[start SUPPLIED MATERIAL]

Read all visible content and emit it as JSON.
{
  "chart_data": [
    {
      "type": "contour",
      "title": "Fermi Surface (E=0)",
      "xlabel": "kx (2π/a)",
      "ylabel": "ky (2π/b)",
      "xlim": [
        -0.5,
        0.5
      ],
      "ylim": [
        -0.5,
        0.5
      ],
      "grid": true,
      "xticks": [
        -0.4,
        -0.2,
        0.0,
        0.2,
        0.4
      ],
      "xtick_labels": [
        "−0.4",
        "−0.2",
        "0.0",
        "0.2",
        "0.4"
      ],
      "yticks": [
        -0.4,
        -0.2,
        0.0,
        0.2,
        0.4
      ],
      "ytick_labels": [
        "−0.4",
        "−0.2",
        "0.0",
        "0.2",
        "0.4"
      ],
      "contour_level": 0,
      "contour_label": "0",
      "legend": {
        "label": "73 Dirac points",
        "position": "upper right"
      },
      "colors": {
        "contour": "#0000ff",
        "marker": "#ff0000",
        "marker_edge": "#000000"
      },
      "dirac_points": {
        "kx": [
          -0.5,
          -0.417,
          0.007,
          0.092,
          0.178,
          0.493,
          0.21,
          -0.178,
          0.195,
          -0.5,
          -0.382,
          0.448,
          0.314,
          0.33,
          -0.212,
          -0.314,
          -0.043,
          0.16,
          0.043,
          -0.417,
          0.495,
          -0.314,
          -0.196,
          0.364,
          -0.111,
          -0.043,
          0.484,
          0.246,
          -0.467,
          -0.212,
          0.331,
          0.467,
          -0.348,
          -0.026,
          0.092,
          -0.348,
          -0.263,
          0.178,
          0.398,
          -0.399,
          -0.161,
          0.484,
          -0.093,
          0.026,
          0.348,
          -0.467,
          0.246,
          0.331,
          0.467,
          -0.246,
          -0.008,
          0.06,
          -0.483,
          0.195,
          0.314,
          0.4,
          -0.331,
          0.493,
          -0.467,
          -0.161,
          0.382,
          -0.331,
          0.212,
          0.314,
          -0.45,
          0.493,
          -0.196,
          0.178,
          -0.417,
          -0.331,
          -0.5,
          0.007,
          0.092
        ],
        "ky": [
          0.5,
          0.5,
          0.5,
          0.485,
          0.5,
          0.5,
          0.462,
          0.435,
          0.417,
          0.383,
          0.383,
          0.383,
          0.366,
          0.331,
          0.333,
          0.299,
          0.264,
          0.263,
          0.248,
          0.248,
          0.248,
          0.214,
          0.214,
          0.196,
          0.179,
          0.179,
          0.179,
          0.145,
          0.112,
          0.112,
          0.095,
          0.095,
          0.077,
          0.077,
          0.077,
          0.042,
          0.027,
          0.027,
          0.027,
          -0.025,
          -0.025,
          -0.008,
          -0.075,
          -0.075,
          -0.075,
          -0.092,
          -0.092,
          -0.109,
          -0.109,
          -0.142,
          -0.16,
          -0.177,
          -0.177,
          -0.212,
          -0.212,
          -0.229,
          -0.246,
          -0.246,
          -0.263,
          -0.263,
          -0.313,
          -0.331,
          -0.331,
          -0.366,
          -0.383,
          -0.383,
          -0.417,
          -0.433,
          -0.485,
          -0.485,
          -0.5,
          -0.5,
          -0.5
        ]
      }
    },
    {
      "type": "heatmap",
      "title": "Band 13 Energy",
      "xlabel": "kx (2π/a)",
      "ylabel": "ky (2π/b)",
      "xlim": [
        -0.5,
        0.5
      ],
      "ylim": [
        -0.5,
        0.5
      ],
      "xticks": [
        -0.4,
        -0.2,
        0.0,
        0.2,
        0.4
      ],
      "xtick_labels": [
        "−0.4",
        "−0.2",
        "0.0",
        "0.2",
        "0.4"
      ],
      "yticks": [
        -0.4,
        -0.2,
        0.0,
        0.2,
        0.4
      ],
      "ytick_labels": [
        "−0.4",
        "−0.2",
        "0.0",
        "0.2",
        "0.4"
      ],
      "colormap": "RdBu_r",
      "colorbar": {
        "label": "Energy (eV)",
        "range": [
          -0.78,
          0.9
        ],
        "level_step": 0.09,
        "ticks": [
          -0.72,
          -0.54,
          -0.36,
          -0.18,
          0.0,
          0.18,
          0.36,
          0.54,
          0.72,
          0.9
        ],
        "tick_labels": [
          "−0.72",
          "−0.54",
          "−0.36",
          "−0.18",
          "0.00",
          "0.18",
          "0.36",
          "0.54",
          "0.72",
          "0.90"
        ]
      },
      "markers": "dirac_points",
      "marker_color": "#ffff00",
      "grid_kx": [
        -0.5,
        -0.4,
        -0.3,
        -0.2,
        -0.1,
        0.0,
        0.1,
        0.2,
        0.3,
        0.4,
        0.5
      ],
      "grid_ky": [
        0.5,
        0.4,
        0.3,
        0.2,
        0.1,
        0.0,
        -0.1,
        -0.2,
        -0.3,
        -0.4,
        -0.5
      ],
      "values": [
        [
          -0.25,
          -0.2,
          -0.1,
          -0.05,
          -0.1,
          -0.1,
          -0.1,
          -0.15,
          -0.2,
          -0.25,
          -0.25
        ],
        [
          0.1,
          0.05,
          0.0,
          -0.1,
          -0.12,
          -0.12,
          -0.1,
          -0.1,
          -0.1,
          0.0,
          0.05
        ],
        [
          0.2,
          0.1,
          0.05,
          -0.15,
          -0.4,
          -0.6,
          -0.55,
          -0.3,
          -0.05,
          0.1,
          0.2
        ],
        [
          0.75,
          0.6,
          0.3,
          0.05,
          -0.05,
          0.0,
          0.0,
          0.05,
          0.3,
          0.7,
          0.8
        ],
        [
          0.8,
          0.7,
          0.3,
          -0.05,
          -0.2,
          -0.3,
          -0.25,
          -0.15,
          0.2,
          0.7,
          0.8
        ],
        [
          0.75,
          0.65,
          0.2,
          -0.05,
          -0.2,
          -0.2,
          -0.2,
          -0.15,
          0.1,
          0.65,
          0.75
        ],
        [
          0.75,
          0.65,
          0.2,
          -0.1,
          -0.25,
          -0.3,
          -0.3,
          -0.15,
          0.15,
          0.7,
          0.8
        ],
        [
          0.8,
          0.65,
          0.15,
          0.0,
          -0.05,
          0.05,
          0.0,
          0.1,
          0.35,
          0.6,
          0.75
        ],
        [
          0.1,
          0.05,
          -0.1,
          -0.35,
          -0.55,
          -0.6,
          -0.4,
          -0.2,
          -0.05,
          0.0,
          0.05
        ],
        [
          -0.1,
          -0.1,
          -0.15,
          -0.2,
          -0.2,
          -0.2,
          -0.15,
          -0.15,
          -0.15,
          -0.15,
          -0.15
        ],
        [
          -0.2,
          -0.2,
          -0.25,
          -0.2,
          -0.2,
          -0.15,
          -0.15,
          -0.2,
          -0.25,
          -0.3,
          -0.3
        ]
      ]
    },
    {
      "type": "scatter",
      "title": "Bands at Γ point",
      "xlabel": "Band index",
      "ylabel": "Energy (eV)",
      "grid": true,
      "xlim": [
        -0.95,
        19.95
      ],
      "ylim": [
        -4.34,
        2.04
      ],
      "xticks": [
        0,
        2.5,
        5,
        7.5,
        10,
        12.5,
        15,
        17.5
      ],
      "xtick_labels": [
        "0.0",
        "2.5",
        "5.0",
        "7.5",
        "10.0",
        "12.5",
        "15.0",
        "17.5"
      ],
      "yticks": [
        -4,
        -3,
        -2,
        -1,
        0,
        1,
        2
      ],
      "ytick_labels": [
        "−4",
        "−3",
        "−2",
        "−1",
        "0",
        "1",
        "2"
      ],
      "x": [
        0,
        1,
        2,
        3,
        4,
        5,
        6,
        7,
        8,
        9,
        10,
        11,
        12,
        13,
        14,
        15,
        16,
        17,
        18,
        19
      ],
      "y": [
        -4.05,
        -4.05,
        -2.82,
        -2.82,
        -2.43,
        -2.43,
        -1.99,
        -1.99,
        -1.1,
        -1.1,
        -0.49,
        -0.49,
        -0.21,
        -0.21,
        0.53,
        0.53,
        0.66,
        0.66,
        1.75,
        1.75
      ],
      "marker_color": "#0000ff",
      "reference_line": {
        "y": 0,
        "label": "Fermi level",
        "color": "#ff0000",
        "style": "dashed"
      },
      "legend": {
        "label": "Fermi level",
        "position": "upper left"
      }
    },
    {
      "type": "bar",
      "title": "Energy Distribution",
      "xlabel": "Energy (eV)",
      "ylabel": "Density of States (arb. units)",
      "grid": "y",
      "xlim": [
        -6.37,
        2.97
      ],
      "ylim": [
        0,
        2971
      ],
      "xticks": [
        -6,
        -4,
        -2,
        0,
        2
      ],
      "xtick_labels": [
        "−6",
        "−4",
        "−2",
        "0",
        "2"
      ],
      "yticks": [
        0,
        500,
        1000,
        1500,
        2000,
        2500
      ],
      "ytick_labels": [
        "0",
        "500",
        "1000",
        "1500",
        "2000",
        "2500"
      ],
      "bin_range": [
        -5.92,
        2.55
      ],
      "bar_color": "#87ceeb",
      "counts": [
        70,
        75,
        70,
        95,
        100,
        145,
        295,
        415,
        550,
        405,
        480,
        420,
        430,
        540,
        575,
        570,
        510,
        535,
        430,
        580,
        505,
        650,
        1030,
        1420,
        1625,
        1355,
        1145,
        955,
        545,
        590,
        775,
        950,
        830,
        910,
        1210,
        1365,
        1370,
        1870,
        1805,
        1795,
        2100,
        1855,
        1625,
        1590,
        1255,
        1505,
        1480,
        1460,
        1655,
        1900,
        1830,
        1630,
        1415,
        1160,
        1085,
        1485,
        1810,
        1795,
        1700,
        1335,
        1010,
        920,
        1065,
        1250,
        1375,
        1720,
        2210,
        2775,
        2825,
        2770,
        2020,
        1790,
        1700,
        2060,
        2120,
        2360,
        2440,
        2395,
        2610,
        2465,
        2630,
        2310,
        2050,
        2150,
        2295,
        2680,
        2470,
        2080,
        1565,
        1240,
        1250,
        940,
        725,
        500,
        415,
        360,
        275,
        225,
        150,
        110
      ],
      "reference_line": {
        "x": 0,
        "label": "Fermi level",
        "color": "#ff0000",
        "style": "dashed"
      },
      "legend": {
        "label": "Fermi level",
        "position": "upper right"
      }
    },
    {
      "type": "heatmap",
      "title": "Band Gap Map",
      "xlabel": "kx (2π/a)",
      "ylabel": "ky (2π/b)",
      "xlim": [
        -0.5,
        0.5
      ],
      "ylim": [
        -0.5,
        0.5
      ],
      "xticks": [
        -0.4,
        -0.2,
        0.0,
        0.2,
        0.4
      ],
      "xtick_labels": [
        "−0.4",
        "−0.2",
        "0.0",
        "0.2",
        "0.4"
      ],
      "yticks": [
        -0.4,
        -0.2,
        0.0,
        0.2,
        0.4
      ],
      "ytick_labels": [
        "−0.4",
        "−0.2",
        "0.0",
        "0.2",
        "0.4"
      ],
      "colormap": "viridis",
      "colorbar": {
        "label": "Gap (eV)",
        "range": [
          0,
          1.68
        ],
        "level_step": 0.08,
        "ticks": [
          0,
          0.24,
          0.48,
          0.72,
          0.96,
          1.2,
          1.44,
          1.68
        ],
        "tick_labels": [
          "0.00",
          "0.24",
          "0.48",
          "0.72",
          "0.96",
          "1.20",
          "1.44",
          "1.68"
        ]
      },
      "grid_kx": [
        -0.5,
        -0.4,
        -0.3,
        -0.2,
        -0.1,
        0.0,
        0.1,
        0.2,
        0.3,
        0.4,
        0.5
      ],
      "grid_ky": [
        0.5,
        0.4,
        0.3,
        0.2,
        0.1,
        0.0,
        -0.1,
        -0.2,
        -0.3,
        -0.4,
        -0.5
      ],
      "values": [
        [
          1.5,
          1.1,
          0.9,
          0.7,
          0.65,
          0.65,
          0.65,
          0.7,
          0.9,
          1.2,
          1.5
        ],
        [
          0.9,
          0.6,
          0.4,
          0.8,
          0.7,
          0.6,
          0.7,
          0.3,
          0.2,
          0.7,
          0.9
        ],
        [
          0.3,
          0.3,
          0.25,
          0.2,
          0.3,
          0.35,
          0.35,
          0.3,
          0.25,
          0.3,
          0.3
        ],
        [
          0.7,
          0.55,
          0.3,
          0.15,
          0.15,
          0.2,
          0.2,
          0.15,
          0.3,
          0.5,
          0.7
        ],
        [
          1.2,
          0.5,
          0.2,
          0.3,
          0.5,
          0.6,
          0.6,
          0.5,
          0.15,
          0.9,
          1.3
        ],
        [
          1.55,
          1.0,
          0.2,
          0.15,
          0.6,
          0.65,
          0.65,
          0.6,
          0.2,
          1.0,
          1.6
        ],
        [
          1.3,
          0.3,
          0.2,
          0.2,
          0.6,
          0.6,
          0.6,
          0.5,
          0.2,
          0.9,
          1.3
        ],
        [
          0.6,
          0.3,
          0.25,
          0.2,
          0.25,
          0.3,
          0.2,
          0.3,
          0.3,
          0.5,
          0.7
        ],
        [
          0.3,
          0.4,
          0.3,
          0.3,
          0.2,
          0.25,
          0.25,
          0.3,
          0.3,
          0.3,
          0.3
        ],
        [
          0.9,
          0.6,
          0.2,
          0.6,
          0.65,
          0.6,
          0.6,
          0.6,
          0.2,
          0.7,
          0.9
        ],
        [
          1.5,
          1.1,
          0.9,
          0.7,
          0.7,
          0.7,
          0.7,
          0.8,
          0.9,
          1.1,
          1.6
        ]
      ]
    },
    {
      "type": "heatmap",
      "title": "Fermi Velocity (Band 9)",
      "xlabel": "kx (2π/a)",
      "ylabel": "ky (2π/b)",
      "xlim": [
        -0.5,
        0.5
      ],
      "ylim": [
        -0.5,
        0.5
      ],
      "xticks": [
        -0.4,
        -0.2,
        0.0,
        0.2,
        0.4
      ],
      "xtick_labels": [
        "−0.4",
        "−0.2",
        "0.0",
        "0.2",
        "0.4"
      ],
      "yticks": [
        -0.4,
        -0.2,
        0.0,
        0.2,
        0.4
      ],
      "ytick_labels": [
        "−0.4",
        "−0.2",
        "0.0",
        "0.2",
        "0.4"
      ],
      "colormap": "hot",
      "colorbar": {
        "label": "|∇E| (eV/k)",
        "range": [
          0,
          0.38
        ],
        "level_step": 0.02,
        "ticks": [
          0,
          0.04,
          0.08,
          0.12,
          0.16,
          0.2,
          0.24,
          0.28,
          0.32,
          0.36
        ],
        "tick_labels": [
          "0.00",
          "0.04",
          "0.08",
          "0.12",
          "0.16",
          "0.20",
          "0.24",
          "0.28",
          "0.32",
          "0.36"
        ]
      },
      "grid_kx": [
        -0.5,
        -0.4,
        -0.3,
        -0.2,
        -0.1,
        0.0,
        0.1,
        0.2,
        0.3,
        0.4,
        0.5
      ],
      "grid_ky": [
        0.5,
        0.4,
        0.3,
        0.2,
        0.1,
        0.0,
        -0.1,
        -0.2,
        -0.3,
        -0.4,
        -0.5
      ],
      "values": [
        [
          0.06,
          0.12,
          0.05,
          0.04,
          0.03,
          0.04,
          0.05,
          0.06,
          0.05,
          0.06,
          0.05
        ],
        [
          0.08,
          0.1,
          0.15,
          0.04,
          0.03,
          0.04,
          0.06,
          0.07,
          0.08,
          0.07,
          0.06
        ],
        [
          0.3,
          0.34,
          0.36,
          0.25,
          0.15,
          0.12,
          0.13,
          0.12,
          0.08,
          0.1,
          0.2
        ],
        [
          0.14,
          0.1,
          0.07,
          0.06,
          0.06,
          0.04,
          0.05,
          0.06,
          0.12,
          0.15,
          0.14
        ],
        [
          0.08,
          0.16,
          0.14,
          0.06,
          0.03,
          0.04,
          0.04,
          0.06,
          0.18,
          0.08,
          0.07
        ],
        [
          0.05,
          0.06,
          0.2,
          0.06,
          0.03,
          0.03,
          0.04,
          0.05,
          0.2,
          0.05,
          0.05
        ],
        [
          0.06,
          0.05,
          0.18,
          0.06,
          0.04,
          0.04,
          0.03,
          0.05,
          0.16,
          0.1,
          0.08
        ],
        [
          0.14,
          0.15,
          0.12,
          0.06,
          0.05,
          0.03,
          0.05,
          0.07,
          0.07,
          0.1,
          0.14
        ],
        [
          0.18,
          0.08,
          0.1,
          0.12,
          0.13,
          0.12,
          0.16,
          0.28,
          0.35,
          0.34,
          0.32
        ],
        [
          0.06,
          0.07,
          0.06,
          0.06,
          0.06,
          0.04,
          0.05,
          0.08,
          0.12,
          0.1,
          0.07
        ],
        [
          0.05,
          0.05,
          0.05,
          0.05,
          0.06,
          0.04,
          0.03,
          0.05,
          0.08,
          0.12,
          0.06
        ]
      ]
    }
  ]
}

[end SUPPLIED MATERIAL]

• GIVEN INSTRUCTION:
Give the number of lines in the data that contain "colormap", with no other words.

• FINISHED TASK:
3